- **Work required**:
Read the listing below and copy out every line that holds "Mean".

- **Input rows**:
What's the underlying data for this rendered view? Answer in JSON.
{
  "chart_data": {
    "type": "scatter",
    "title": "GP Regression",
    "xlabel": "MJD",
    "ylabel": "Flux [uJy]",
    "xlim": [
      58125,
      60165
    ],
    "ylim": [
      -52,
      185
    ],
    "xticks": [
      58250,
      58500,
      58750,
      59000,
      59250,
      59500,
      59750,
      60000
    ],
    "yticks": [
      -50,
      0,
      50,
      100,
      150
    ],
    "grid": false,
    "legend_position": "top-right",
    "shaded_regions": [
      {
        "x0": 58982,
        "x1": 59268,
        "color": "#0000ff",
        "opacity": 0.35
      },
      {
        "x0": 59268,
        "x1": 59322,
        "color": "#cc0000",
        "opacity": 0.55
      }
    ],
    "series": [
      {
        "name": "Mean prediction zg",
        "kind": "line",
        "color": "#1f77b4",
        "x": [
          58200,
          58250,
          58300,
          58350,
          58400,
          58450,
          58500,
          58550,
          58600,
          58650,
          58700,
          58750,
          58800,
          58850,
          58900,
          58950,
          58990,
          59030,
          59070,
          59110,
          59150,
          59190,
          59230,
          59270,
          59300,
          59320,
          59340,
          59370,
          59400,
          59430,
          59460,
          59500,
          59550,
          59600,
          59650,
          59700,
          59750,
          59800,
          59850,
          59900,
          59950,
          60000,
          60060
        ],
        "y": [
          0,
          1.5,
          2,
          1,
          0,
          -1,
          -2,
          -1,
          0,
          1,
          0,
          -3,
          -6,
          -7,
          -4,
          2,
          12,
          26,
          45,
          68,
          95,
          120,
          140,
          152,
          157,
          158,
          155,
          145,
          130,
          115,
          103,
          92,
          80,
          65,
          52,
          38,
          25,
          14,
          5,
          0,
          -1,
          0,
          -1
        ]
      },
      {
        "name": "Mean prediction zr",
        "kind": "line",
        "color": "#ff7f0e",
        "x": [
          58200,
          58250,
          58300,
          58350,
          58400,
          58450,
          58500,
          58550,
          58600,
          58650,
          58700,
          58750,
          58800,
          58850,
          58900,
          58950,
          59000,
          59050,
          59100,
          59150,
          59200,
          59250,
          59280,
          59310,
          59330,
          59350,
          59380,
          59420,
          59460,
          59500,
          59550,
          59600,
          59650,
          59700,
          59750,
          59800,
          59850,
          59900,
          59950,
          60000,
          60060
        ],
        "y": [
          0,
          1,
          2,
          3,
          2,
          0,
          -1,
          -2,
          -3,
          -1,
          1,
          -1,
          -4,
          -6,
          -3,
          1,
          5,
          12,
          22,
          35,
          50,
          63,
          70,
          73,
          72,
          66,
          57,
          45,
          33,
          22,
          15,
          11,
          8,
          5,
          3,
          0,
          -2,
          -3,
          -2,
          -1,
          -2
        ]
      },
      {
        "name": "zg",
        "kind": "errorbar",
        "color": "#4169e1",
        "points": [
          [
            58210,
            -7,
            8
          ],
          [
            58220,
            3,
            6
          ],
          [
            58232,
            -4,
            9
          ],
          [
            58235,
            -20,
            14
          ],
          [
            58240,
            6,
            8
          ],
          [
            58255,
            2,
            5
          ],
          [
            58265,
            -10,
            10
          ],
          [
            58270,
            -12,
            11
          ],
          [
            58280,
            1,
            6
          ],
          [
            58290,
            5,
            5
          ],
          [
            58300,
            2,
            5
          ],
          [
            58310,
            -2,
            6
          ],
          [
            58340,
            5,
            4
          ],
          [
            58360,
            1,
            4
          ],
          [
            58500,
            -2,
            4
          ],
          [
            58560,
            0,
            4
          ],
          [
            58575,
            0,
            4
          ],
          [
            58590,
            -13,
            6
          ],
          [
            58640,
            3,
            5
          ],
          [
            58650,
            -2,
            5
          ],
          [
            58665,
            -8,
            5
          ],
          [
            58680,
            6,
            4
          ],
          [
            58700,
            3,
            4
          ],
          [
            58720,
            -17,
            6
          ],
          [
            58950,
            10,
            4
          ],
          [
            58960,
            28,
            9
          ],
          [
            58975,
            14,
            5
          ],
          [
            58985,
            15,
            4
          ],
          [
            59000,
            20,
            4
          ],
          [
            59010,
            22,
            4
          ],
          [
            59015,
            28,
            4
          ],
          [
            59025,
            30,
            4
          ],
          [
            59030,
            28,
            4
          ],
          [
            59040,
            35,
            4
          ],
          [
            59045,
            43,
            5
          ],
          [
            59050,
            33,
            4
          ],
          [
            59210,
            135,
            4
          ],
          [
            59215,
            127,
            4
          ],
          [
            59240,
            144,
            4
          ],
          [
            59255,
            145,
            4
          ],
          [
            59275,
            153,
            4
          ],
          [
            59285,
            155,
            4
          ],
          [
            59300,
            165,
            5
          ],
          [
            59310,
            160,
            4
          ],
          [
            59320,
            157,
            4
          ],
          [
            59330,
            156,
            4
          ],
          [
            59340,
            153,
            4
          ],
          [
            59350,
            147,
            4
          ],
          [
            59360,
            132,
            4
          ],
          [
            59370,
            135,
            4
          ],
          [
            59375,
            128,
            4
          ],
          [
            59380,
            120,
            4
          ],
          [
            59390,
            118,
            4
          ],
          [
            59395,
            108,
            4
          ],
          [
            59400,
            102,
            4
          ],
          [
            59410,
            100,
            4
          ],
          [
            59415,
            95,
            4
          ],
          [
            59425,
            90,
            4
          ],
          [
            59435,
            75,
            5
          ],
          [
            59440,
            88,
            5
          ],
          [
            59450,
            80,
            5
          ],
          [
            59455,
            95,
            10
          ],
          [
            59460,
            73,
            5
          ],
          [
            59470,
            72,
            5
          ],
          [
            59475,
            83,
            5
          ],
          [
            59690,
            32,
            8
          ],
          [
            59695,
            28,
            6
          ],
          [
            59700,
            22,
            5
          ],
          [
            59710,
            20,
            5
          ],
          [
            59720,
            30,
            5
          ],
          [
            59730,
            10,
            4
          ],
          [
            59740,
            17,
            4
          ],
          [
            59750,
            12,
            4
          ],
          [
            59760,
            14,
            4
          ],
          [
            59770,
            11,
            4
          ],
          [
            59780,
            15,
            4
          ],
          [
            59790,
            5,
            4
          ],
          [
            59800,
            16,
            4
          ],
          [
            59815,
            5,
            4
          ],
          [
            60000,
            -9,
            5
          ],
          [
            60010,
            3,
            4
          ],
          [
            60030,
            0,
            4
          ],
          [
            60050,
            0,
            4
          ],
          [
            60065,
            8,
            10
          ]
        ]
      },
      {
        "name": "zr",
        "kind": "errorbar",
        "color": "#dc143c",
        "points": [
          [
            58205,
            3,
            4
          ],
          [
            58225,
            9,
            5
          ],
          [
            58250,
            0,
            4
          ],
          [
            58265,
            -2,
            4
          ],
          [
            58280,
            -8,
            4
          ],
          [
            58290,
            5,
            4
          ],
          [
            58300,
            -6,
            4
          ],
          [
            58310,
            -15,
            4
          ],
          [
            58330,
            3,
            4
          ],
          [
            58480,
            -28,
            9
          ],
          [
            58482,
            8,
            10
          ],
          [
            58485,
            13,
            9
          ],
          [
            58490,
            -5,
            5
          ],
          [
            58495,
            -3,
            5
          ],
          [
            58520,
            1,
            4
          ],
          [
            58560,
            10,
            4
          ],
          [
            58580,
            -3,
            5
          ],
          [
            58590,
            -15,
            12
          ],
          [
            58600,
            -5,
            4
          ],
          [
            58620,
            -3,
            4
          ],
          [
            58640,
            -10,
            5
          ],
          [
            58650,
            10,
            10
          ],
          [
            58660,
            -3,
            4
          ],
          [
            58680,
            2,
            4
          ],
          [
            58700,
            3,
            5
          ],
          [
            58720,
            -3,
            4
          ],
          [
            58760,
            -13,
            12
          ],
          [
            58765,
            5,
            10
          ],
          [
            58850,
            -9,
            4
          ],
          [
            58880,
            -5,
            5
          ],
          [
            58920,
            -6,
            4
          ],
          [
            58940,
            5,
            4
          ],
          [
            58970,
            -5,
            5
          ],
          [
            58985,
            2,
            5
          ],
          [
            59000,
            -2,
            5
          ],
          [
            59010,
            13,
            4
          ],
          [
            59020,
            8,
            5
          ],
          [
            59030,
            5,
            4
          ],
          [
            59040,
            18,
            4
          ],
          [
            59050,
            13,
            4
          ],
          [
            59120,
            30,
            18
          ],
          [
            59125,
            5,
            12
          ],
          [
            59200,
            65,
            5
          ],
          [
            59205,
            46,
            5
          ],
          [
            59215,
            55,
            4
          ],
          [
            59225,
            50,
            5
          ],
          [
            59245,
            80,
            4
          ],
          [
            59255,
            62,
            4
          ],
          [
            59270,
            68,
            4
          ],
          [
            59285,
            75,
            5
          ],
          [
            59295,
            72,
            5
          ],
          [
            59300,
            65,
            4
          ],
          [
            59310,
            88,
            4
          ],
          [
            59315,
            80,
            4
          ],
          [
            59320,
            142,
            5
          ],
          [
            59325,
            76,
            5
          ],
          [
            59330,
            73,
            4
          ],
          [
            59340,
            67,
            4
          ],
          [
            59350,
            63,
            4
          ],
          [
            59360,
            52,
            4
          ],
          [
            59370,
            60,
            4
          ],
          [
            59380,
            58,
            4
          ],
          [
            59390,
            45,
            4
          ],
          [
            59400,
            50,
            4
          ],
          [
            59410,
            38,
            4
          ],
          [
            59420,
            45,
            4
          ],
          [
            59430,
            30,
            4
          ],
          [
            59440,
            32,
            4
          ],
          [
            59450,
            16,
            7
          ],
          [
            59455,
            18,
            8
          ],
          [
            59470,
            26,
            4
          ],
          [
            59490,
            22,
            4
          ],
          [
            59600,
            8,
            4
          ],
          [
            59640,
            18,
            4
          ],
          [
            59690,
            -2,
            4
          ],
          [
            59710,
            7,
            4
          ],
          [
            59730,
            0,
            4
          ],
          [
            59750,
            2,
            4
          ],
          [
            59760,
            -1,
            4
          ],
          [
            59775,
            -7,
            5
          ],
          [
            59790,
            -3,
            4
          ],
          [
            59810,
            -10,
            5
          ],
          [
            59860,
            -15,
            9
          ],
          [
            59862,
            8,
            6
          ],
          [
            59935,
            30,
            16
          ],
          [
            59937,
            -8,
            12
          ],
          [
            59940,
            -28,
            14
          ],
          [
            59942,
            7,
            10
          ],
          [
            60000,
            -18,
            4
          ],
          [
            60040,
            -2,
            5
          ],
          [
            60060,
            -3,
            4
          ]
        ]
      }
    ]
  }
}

- **Answer to the problem**:
        "name": "Mean prediction zg",
        "name": "Mean prediction zr",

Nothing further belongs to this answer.